◆ BRIEF ◆
Reproduce every entry in the listing without alteration.

◆ SUPPLIED INFORMATION ◆
____
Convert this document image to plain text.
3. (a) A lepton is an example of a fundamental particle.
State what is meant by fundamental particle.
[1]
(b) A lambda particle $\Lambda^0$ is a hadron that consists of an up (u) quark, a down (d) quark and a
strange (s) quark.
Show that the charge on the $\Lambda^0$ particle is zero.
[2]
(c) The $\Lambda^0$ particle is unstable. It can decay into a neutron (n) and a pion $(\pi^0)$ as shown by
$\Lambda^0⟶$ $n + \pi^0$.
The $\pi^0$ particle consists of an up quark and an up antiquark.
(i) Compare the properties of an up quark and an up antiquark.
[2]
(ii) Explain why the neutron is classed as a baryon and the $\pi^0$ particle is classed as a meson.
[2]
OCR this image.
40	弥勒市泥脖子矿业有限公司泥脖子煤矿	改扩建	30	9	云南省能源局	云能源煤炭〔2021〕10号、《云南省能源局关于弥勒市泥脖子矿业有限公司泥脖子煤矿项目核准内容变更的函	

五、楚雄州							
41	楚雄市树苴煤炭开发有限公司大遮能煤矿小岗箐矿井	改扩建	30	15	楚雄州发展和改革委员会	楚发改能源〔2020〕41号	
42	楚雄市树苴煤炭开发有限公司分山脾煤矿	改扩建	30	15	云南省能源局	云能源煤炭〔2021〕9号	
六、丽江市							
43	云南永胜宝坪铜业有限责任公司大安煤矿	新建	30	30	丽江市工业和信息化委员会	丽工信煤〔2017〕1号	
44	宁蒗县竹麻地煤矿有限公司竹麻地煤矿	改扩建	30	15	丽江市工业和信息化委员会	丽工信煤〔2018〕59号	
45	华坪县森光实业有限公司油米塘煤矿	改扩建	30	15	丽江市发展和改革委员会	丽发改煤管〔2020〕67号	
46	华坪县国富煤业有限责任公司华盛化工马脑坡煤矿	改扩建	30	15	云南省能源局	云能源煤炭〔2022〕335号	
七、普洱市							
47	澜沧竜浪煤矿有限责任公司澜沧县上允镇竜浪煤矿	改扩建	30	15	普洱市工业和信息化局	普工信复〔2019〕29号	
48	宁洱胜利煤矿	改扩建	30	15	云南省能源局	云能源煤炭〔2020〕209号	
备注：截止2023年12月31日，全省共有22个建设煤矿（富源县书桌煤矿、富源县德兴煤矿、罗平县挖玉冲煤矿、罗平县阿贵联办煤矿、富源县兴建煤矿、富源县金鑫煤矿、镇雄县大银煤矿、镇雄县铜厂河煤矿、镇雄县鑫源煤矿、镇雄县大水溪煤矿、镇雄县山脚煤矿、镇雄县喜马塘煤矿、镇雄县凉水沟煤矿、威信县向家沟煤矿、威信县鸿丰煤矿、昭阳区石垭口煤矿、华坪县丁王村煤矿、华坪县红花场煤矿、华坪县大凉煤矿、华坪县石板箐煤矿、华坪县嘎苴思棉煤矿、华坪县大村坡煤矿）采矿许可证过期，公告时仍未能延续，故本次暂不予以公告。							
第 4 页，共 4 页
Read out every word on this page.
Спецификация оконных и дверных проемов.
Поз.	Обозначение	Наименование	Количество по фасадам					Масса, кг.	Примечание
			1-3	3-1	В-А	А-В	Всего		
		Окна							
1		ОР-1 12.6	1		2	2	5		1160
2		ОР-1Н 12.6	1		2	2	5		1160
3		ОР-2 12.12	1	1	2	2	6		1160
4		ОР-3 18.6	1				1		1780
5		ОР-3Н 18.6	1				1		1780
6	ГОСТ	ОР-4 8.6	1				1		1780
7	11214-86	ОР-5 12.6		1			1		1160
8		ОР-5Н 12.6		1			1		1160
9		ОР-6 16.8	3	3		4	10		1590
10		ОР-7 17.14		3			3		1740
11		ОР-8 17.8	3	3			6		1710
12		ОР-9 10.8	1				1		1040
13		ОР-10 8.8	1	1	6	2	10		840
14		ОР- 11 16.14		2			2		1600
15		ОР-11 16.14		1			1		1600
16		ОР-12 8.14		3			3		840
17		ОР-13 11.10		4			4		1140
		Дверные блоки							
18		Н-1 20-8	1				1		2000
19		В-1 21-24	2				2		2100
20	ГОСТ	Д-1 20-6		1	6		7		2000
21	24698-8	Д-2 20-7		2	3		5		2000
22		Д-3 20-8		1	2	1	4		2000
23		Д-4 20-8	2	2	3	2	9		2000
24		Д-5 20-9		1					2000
____
◆ EXERCISE ANSWER ◆
Convert this document image to plain text.
3. (a) A lepton is an example of a fundamental particle.
State what is meant by fundamental particle.
[1]
(b) A lambda particle $\Lambda^0$ is a hadron that consists of an up (u) quark, a down (d) quark and a
strange (s) quark.
Show that the charge on the $\Lambda^0$ particle is zero.
[2]
(c) The $\Lambda^0$ particle is unstable. It can decay into a neutron (n) and a pion $(\pi^0)$ as shown by
$\Lambda^0⟶$ $n + \pi^0$.
The $\pi^0$ particle consists of an up quark and an up antiquark.
(i) Compare the properties of an up quark and an up antiquark.
[2]
(ii) Explain why the neutron is classed as a baryon and the $\pi^0$ particle is classed as a meson.
[2]
OCR this image.
40	弥勒市泥脖子矿业有限公司泥脖子煤矿	改扩建	30	9	云南省能源局	云能源煤炭〔2021〕10号、《云南省能源局关于弥勒市泥脖子矿业有限公司泥脖子煤矿项目核准内容变更的函	

五、楚雄州							
41	楚雄市树苴煤炭开发有限公司大遮能煤矿小岗箐矿井	改扩建	30	15	楚雄州发展和改革委员会	楚发改能源〔2020〕41号	
42	楚雄市树苴煤炭开发有限公司分山脾煤矿	改扩建	30	15	云南省能源局	云能源煤炭〔2021〕9号	
六、丽江市							
43	云南永胜宝坪铜业有限责任公司大安煤矿	新建	30	30	丽江市工业和信息化委员会	丽工信煤〔2017〕1号	
44	宁蒗县竹麻地煤矿有限公司竹麻地煤矿	改扩建	30	15	丽江市工业和信息化委员会	丽工信煤〔2018〕59号	
45	华坪县森光实业有限公司油米塘煤矿	改扩建	30	15	丽江市发展和改革委员会	丽发改煤管〔2020〕67号	
46	华坪县国富煤业有限责任公司华盛化工马脑坡煤矿	改扩建	30	15	云南省能源局	云能源煤炭〔2022〕335号	
七、普洱市							
47	澜沧竜浪煤矿有限责任公司澜沧县上允镇竜浪煤矿	改扩建	30	15	普洱市工业和信息化局	普工信复〔2019〕29号	
48	宁洱胜利煤矿	改扩建	30	15	云南省能源局	云能源煤炭〔2020〕209号	
备注：截止2023年12月31日，全省共有22个建设煤矿（富源县书桌煤矿、富源县德兴煤矿、罗平县挖玉冲煤矿、罗平县阿贵联办煤矿、富源县兴建煤矿、富源县金鑫煤矿、镇雄县大银煤矿、镇雄县铜厂河煤矿、镇雄县鑫源煤矿、镇雄县大水溪煤矿、镇雄县山脚煤矿、镇雄县喜马塘煤矿、镇雄县凉水沟煤矿、威信县向家沟煤矿、威信县鸿丰煤矿、昭阳区石垭口煤矿、华坪县丁王村煤矿、华坪县红花场煤矿、华坪县大凉煤矿、华坪县石板箐煤矿、华坪县嘎苴思棉煤矿、华坪县大村坡煤矿）采矿许可证过期，公告时仍未能延续，故本次暂不予以公告。							
第 4 页，共 4 页
Read out every word on this page.
Спецификация оконных и дверных проемов.
Поз.	Обозначение	Наименование	Количество по фасадам					Масса, кг.	Примечание
			1-3	3-1	В-А	А-В	Всего		
		Окна							
1		ОР-1 12.6	1		2	2	5		1160
2		ОР-1Н 12.6	1		2	2	5		1160
3		ОР-2 12.12	1	1	2	2	6		1160
4		ОР-3 18.6	1				1		1780
5		ОР-3Н 18.6	1				1		1780
6	ГОСТ	ОР-4 8.6	1				1		1780
7	11214-86	ОР-5 12.6		1			1		1160
8		ОР-5Н 12.6		1			1		1160
9		ОР-6 16.8	3	3		4	10		1590
10		ОР-7 17.14		3			3		1740
11		ОР-8 17.8	3	3			6		1710
12		ОР-9 10.8	1				1		1040
13		ОР-10 8.8	1	1	6	2	10		840
14		ОР- 11 16.14		2			2		1600
15		ОР-11 16.14		1			1		1600
16		ОР-12 8.14		3			3		840
17		ОР-13 11.10		4			4		1140
		Дверные блоки							
18		Н-1 20-8	1				1		2000
19		В-1 21-24	2				2		2100
20	ГОСТ	Д-1 20-6		1	6		7		2000
21	24698-8	Д-2 20-7		2	3		5		2000
22		Д-3 20-8		1	2	1	4		2000
23		Д-4 20-8	2	2	3	2	9		2000
24		Д-5 20-9		1					2000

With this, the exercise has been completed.